Task requirements. Collect each line holding the string "sunt".

^^^^^^^^

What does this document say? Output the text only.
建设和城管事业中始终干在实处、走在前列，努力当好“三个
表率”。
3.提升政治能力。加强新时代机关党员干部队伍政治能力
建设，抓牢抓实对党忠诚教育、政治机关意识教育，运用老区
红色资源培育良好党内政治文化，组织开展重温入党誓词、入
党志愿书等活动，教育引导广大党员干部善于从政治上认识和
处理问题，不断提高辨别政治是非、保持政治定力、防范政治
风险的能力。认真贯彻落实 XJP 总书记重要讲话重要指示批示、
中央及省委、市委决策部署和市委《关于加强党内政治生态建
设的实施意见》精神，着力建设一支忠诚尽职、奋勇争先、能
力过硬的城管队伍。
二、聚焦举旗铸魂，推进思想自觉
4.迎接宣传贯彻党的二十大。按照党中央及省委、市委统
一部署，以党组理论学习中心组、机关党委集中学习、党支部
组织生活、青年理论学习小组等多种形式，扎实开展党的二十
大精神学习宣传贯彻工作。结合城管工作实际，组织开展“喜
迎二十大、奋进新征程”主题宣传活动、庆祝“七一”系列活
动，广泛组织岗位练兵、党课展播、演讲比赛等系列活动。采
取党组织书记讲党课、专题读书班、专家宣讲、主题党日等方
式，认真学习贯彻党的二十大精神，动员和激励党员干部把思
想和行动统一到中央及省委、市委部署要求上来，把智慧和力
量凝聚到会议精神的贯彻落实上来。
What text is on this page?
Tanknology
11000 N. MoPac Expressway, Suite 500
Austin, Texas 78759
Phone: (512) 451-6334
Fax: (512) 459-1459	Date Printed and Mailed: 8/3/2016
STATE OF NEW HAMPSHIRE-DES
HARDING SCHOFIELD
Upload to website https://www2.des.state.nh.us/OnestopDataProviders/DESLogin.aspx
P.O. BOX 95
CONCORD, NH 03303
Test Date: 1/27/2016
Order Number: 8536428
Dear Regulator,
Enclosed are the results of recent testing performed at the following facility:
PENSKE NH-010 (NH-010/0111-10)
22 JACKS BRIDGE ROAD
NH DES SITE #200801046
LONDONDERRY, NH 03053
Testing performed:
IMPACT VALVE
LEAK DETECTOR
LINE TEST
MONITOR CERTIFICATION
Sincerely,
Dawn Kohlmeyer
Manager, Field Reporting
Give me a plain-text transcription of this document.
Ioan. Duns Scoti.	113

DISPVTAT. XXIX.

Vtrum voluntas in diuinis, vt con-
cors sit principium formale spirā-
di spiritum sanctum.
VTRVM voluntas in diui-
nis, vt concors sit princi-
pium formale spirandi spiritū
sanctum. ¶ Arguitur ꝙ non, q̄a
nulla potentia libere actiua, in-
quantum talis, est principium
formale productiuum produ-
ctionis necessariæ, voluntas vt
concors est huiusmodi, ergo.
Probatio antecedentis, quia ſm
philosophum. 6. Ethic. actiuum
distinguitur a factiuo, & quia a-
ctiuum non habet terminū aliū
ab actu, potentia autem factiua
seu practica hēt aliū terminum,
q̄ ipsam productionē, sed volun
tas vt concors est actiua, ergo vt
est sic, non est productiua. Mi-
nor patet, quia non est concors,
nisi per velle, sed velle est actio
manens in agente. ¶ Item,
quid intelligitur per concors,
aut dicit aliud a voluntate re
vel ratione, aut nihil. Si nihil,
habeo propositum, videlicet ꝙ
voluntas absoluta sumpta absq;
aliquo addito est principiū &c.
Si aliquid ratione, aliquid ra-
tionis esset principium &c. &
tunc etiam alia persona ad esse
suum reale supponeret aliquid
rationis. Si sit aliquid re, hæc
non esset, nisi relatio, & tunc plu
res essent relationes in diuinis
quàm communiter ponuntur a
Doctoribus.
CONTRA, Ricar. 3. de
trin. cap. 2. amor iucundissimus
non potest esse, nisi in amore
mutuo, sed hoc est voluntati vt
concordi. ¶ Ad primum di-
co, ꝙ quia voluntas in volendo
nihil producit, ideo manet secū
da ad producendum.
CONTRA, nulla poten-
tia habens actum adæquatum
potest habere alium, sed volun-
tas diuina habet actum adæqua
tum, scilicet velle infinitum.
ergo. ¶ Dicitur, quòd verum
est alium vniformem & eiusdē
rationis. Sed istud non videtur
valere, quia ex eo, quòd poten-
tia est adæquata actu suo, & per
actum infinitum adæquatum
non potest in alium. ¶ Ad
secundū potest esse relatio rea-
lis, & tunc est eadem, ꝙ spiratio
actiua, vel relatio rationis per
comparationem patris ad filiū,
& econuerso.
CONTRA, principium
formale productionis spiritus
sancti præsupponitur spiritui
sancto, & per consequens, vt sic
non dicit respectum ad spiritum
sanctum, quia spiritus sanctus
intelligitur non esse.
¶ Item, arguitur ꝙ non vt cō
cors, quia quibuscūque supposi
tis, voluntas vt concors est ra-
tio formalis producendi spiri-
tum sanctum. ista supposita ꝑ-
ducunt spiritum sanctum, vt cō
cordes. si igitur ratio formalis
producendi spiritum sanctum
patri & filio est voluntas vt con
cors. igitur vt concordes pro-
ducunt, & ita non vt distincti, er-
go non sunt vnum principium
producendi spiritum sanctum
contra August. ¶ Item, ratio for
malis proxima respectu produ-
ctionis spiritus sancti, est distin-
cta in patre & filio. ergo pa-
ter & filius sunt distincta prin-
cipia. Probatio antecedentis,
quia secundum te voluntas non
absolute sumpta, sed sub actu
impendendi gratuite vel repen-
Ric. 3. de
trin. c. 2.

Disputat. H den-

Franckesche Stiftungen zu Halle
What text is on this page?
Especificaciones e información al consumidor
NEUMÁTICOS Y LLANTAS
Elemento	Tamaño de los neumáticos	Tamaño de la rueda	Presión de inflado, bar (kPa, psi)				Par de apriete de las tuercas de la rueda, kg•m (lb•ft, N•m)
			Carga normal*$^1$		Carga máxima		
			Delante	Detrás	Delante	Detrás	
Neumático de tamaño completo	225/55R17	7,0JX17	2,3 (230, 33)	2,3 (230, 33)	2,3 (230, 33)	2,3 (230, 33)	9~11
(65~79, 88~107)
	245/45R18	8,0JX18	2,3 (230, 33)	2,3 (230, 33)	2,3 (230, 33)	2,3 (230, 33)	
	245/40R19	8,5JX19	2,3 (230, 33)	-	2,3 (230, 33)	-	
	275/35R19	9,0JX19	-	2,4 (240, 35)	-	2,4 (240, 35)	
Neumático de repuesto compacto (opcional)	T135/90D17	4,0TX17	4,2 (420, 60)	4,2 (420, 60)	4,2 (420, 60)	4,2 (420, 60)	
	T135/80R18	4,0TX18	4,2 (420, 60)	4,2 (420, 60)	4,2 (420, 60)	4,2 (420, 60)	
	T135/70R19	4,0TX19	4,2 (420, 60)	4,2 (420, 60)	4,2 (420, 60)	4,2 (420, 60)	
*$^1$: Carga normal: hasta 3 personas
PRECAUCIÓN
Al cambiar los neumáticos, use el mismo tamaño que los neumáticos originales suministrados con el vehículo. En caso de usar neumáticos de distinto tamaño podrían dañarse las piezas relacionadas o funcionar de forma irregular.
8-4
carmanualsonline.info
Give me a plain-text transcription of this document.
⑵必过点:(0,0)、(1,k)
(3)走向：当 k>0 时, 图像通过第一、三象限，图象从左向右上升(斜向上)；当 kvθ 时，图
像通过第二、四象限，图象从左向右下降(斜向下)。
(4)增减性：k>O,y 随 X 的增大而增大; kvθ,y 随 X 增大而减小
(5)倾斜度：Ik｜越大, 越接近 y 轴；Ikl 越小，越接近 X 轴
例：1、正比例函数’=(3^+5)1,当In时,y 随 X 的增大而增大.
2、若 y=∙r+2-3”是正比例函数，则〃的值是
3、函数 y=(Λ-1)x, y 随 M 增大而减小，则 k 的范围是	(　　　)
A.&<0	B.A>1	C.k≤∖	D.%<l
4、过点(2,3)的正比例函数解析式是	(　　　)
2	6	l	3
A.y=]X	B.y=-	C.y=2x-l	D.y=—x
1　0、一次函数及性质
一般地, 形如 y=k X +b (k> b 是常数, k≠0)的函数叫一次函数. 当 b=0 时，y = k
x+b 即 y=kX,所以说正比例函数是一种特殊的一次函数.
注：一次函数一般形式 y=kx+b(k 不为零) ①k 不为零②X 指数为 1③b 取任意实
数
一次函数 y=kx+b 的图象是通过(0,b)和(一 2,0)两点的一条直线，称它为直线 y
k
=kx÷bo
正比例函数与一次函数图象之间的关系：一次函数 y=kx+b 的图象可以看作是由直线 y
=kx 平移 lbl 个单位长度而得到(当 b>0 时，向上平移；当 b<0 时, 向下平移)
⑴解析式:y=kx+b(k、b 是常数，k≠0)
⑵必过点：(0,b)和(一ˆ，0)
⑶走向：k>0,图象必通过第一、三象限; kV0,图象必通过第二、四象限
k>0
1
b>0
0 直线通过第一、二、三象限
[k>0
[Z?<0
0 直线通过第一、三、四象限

^^^^^^^^

Problem solution.
go non sunt vnum principium
ter & filius sunt distincta prin-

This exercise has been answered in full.